* _TO BE DONE_
Transcribe the material verbatim in full; the pictures do not belong in the copy.

[Raw records]
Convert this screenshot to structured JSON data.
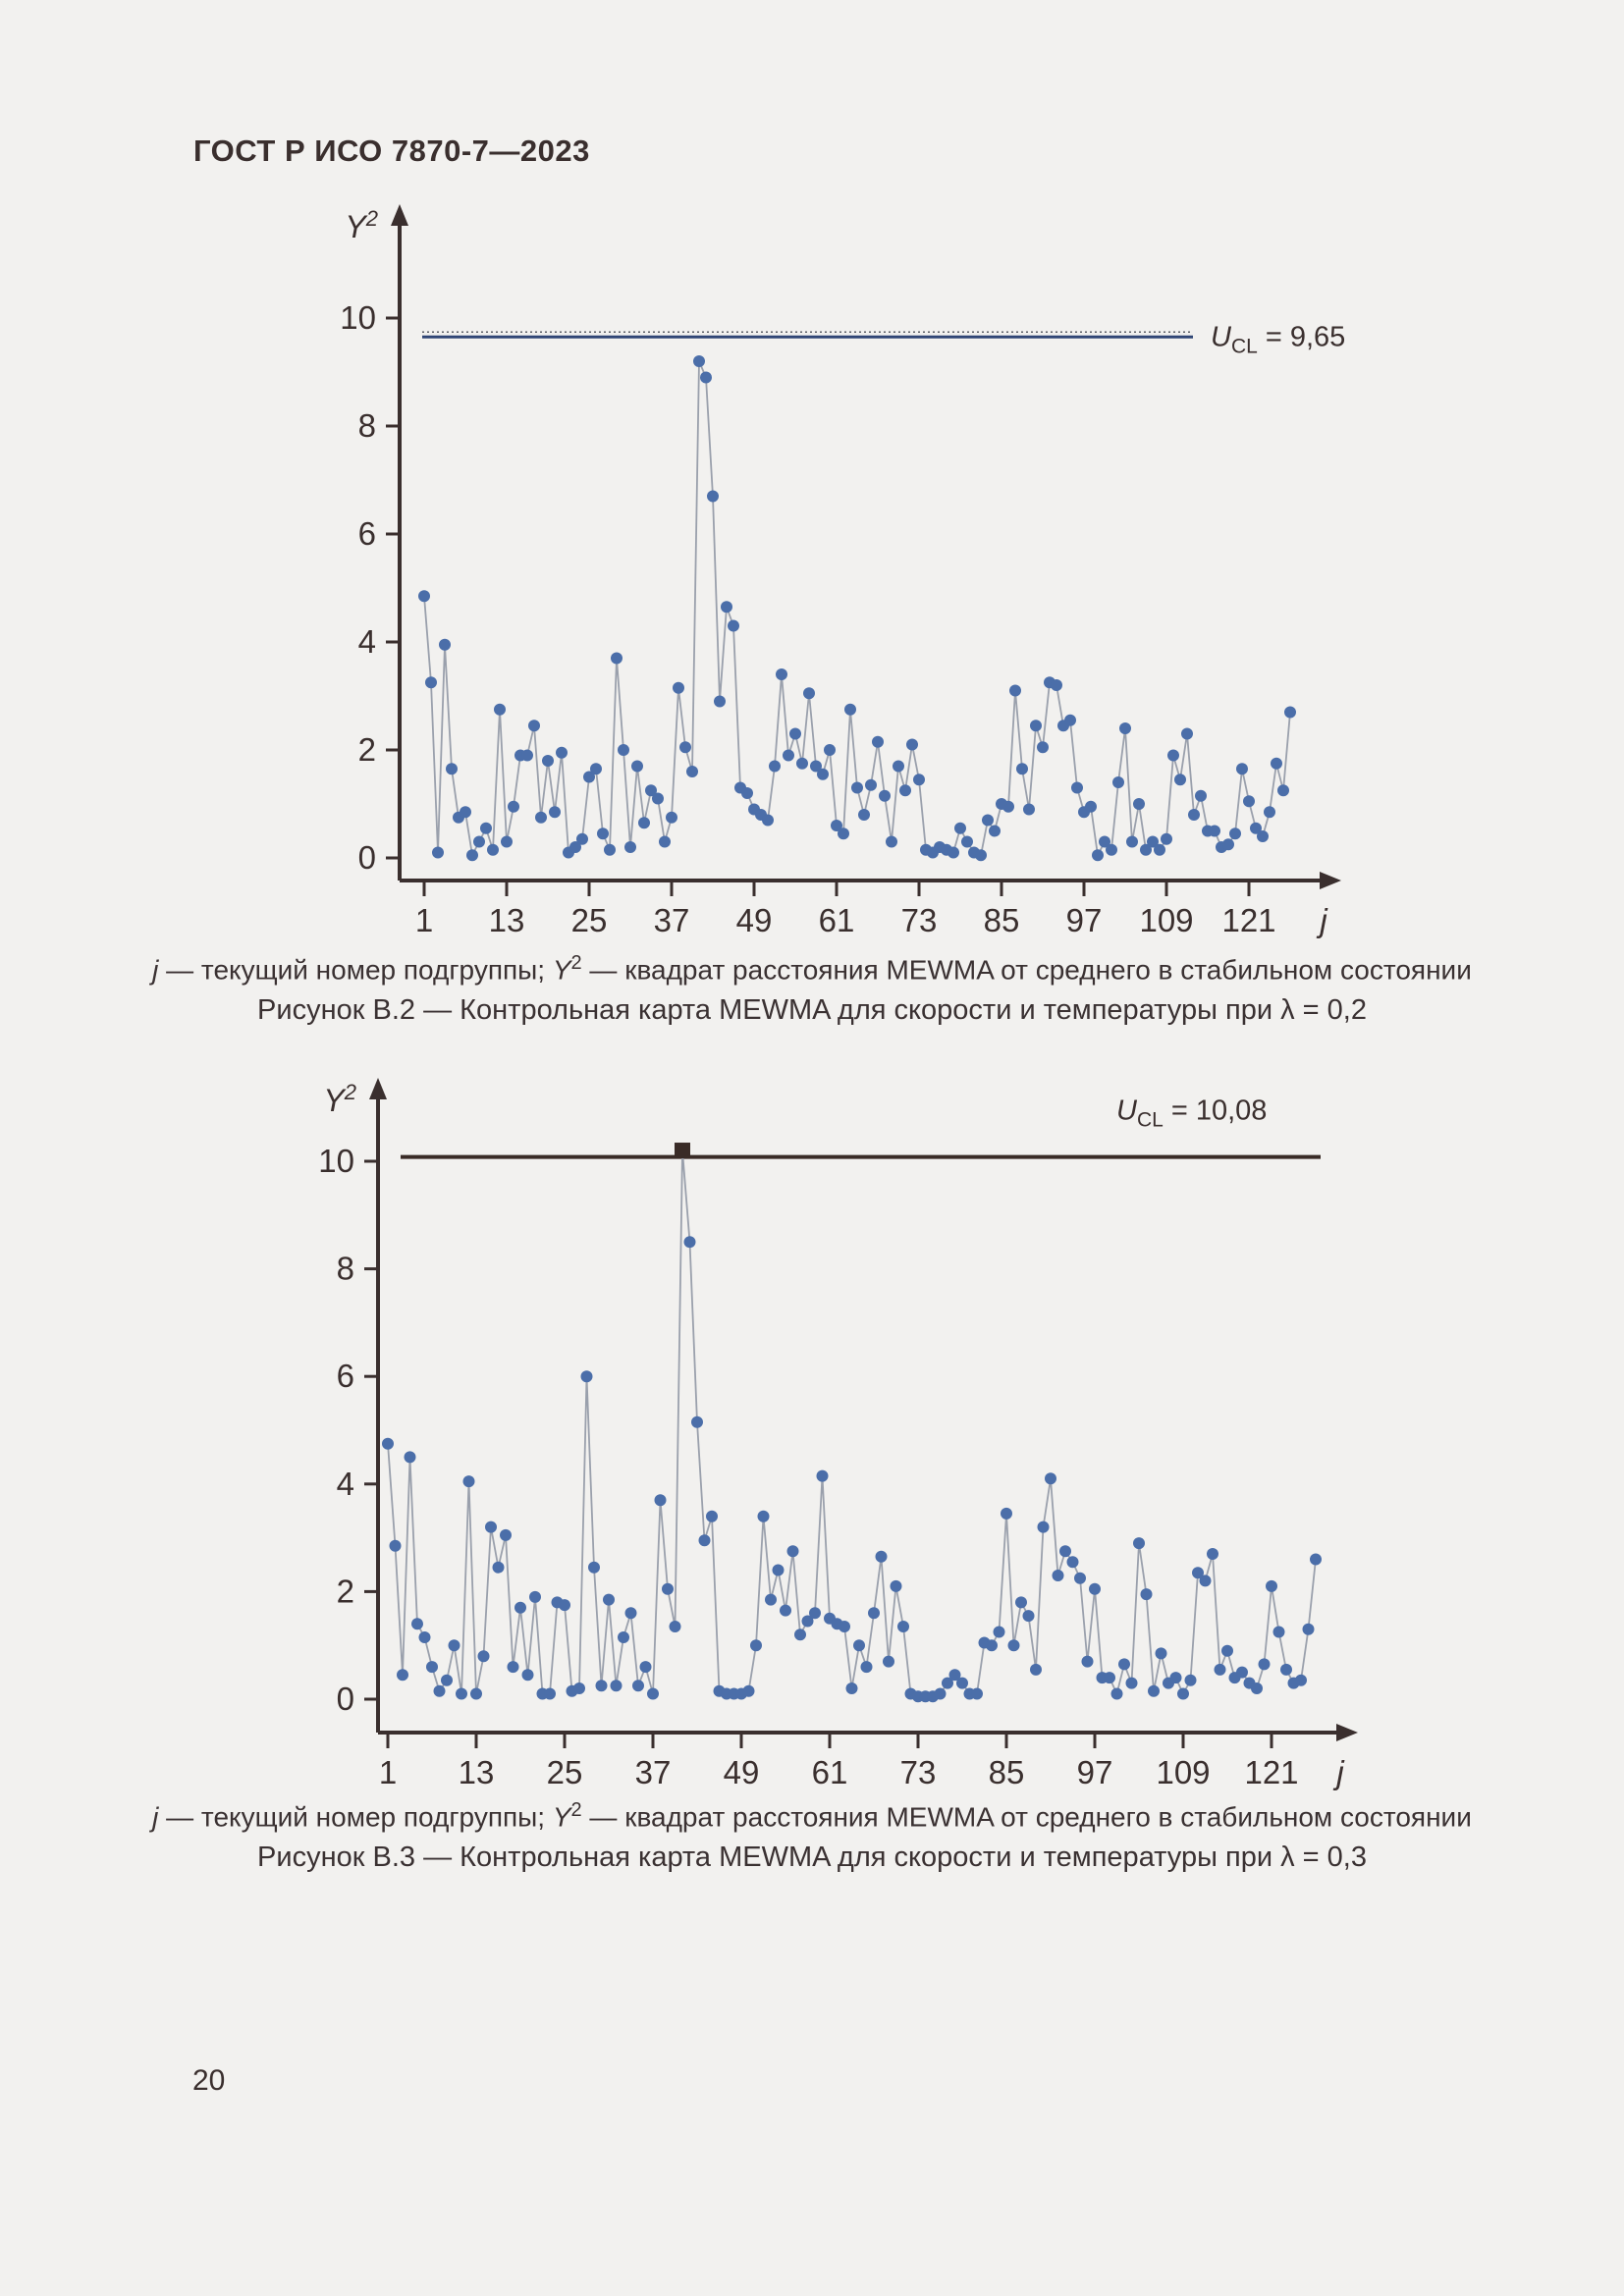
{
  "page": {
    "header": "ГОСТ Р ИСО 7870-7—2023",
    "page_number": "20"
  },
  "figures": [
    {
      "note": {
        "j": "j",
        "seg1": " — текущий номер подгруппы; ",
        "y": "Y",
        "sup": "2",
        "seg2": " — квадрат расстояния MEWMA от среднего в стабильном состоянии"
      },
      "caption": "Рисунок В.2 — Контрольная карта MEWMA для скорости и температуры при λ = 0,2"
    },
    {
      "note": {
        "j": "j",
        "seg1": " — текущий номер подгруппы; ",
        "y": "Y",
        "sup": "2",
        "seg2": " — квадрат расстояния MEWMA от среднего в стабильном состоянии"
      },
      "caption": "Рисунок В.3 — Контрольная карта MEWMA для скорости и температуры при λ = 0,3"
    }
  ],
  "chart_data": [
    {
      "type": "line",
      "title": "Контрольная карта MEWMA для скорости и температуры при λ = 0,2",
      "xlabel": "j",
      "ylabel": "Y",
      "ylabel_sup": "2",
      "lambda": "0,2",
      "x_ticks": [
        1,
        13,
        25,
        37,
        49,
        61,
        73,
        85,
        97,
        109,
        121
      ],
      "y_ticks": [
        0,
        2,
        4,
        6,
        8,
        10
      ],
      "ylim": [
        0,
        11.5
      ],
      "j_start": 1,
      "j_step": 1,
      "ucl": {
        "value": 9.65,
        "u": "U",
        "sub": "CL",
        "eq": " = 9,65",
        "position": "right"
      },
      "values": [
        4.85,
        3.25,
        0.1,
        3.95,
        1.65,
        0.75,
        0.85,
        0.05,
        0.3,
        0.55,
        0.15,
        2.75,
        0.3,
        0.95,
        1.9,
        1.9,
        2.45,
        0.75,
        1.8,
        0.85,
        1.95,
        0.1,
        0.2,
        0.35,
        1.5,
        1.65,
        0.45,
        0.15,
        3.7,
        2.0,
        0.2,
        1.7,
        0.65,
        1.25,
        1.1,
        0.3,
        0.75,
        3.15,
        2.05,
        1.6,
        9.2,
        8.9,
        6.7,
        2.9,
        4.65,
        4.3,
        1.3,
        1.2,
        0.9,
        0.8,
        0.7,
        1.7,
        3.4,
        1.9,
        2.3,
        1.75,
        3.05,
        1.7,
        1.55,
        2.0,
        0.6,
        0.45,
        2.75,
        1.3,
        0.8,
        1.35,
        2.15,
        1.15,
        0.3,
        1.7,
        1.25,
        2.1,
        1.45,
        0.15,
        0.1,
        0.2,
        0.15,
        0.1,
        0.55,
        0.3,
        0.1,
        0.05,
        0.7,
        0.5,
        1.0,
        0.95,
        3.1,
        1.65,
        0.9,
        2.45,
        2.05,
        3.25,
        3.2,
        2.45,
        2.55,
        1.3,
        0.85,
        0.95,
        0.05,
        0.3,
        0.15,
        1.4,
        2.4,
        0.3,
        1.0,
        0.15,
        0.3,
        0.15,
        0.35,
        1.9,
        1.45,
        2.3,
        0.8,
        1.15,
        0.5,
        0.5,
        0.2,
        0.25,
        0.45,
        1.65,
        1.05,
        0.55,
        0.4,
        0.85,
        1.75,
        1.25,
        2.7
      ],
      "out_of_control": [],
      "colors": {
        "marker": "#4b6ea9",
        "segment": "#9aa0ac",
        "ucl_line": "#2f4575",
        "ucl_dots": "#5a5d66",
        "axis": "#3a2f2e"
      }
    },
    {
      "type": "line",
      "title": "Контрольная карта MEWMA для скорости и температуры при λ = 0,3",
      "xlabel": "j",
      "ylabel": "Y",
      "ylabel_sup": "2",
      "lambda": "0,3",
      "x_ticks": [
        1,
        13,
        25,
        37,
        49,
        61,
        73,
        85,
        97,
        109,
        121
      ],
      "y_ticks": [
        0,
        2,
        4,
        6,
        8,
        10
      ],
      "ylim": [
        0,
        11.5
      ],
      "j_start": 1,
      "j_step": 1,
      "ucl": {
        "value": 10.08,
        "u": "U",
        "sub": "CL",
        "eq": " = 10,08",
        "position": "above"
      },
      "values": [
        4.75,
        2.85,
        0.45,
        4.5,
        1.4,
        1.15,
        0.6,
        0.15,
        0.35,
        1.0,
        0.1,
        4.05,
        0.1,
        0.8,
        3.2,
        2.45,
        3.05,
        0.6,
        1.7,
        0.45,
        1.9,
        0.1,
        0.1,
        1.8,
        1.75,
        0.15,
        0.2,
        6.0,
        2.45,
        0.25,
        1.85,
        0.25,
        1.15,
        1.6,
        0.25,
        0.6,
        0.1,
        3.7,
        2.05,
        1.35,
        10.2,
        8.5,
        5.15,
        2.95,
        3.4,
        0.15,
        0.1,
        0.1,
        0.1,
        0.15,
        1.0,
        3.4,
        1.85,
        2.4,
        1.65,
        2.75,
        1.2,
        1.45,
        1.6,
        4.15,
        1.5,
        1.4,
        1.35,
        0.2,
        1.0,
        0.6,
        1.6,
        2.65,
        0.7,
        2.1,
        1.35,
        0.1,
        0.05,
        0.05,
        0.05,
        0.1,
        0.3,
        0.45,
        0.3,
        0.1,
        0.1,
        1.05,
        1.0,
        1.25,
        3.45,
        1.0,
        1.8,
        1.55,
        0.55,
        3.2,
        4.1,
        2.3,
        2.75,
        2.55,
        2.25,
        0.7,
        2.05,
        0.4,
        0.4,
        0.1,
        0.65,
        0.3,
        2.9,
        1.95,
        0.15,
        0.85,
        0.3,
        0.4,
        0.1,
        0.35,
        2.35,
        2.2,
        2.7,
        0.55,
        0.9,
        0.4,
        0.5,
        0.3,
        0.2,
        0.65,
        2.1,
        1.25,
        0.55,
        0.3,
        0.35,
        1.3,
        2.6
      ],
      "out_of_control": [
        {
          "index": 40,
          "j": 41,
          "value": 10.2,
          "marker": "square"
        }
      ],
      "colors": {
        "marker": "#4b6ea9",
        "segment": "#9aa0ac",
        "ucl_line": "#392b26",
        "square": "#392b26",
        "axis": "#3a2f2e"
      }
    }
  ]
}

* _PROBLEM SOLUTION_
Convert this screenshot to structured JSON data.
{
  "page": {
    "header": "ГОСТ Р ИСО 7870-7—2023",
    "page_number": "20"
  },
  "figures": [
    {
      "note": {
        "j": "j",
        "seg1": " — текущий номер подгруппы; ",
        "y": "Y",
        "sup": "2",
        "seg2": " — квадрат расстояния MEWMA от среднего в стабильном состоянии"
      },
      "caption": "Рисунок В.2 — Контрольная карта MEWMA для скорости и температуры при λ = 0,2"
    },
    {
      "note": {
        "j": "j",
        "seg1": " — текущий номер подгруппы; ",
        "y": "Y",
        "sup": "2",
        "seg2": " — квадрат расстояния MEWMA от среднего в стабильном состоянии"
      },
      "caption": "Рисунок В.3 — Контрольная карта MEWMA для скорости и температуры при λ = 0,3"
    }
  ],
  "chart_data": [
    {
      "type": "line",
      "title": "Контрольная карта MEWMA для скорости и температуры при λ = 0,2",
      "xlabel": "j",
      "ylabel": "Y",
      "ylabel_sup": "2",
      "lambda": "0,2",
      "x_ticks": [
        1,
        13,
        25,
        37,
        49,
        61,
        73,
        85,
        97,
        109,
        121
      ],
      "y_ticks": [
        0,
        2,
        4,
        6,
        8,
        10
      ],
      "ylim": [
        0,
        11.5
      ],
      "j_start": 1,
      "j_step": 1,
      "ucl": {
        "value": 9.65,
        "u": "U",
        "sub": "CL",
        "eq": " = 9,65",
        "position": "right"
      },
      "values": [
        4.85,
        3.25,
        0.1,
        3.95,
        1.65,
        0.75,
        0.85,
        0.05,
        0.3,
        0.55,
        0.15,
        2.75,
        0.3,
        0.95,
        1.9,
        1.9,
        2.45,
        0.75,
        1.8,
        0.85,
        1.95,
        0.1,
        0.2,
        0.35,
        1.5,
        1.65,
        0.45,
        0.15,
        3.7,
        2.0,
        0.2,
        1.7,
        0.65,
        1.25,
        1.1,
        0.3,
        0.75,
        3.15,
        2.05,
        1.6,
        9.2,
        8.9,
        6.7,
        2.9,
        4.65,
        4.3,
        1.3,
        1.2,
        0.9,
        0.8,
        0.7,
        1.7,
        3.4,
        1.9,
        2.3,
        1.75,
        3.05,
        1.7,
        1.55,
        2.0,
        0.6,
        0.45,
        2.75,
        1.3,
        0.8,
        1.35,
        2.15,
        1.15,
        0.3,
        1.7,
        1.25,
        2.1,
        1.45,
        0.15,
        0.1,
        0.2,
        0.15,
        0.1,
        0.55,
        0.3,
        0.1,
        0.05,
        0.7,
        0.5,
        1.0,
        0.95,
        3.1,
        1.65,
        0.9,
        2.45,
        2.05,
        3.25,
        3.2,
        2.45,
        2.55,
        1.3,
        0.85,
        0.95,
        0.05,
        0.3,
        0.15,
        1.4,
        2.4,
        0.3,
        1.0,
        0.15,
        0.3,
        0.15,
        0.35,
        1.9,
        1.45,
        2.3,
        0.8,
        1.15,
        0.5,
        0.5,
        0.2,
        0.25,
        0.45,
        1.65,
        1.05,
        0.55,
        0.4,
        0.85,
        1.75,
        1.25,
        2.7
      ],
      "out_of_control": [],
      "colors": {
        "marker": "#4b6ea9",
        "segment": "#9aa0ac",
        "ucl_line": "#2f4575",
        "ucl_dots": "#5a5d66",
        "axis": "#3a2f2e"
      }
    },
    {
      "type": "line",
      "title": "Контрольная карта MEWMA для скорости и температуры при λ = 0,3",
      "xlabel": "j",
      "ylabel": "Y",
      "ylabel_sup": "2",
      "lambda": "0,3",
      "x_ticks": [
        1,
        13,
        25,
        37,
        49,
        61,
        73,
        85,
        97,
        109,
        121
      ],
      "y_ticks": [
        0,
        2,
        4,
        6,
        8,
        10
      ],
      "ylim": [
        0,
        11.5
      ],
      "j_start": 1,
      "j_step": 1,
      "ucl": {
        "value": 10.08,
        "u": "U",
        "sub": "CL",
        "eq": " = 10,08",
        "position": "above"
      },
      "values": [
        4.75,
        2.85,
        0.45,
        4.5,
        1.4,
        1.15,
        0.6,
        0.15,
        0.35,
        1.0,
        0.1,
        4.05,
        0.1,
        0.8,
        3.2,
        2.45,
        3.05,
        0.6,
        1.7,
        0.45,
        1.9,
        0.1,
        0.1,
        1.8,
        1.75,
        0.15,
        0.2,
        6.0,
        2.45,
        0.25,
        1.85,
        0.25,
        1.15,
        1.6,
        0.25,
        0.6,
        0.1,
        3.7,
        2.05,
        1.35,
        10.2,
        8.5,
        5.15,
        2.95,
        3.4,
        0.15,
        0.1,
        0.1,
        0.1,
        0.15,
        1.0,
        3.4,
        1.85,
        2.4,
        1.65,
        2.75,
        1.2,
        1.45,
        1.6,
        4.15,
        1.5,
        1.4,
        1.35,
        0.2,
        1.0,
        0.6,
        1.6,
        2.65,
        0.7,
        2.1,
        1.35,
        0.1,
        0.05,
        0.05,
        0.05,
        0.1,
        0.3,
        0.45,
        0.3,
        0.1,
        0.1,
        1.05,
        1.0,
        1.25,
        3.45,
        1.0,
        1.8,
        1.55,
        0.55,
        3.2,
        4.1,
        2.3,
        2.75,
        2.55,
        2.25,
        0.7,
        2.05,
        0.4,
        0.4,
        0.1,
        0.65,
        0.3,
        2.9,
        1.95,
        0.15,
        0.85,
        0.3,
        0.4,
        0.1,
        0.35,
        2.35,
        2.2,
        2.7,
        0.55,
        0.9,
        0.4,
        0.5,
        0.3,
        0.2,
        0.65,
        2.1,
        1.25,
        0.55,
        0.3,
        0.35,
        1.3,
        2.6
      ],
      "out_of_control": [
        {
          "index": 40,
          "j": 41,
          "value": 10.2,
          "marker": "square"
        }
      ],
      "colors": {
        "marker": "#4b6ea9",
        "segment": "#9aa0ac",
        "ucl_line": "#392b26",
        "square": "#392b26",
        "axis": "#3a2f2e"
      }
    }
  ]
}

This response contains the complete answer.